[Instruction] Rewrite the entries from the first line through the line containing "y-tick-label: 65 — [126, 174, 150, 196]" as a Markdown table with the columns Row and Line, numbering each line and omitting blank lines.

(Box annotation data)
————

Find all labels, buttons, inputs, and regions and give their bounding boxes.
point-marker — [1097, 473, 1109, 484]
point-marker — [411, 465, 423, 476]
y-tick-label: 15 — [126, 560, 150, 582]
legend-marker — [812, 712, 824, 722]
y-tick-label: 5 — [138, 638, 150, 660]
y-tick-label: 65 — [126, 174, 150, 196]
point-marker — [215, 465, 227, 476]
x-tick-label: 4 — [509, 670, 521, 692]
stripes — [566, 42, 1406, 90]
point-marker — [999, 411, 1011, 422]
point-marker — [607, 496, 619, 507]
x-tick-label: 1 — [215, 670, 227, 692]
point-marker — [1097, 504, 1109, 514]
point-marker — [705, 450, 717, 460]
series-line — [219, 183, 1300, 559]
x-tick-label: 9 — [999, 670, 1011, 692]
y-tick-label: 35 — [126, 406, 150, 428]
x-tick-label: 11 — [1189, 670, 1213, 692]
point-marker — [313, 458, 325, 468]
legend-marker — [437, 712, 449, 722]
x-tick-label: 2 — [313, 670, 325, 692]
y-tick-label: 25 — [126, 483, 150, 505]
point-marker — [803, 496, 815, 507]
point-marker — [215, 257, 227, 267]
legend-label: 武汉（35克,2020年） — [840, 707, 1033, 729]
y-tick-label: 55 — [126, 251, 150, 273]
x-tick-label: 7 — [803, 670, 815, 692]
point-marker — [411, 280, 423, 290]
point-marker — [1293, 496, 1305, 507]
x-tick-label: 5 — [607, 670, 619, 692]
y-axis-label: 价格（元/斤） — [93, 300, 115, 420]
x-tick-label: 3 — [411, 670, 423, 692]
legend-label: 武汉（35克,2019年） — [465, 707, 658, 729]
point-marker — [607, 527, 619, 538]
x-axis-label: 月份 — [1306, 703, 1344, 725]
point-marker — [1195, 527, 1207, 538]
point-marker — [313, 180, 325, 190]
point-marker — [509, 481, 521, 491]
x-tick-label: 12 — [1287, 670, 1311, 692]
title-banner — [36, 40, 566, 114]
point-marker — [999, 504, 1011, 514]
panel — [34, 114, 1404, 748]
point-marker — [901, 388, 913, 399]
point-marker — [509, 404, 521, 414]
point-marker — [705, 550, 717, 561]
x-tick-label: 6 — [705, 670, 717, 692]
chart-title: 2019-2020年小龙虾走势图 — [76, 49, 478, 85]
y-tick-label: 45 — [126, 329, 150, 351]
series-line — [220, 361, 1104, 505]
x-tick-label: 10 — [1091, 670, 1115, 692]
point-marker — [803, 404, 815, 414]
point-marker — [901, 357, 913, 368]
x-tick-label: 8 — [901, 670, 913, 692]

————

[Task answer]
| Row | Line |
|---|---|
| 1 | Find all labels, buttons, inputs, and regions and give their bounding boxes. |
| 2 | point-marker — [1097, 473, 1109, 484] |
| 3 | point-marker — [411, 465, 423, 476] |
| 4 | y-tick-label: 15 — [126, 560, 150, 582] |
| 5 | legend-marker — [812, 712, 824, 722] |
| 6 | y-tick-label: 5 — [138, 638, 150, 660] |
| 7 | y-tick-label: 65 — [126, 174, 150, 196] |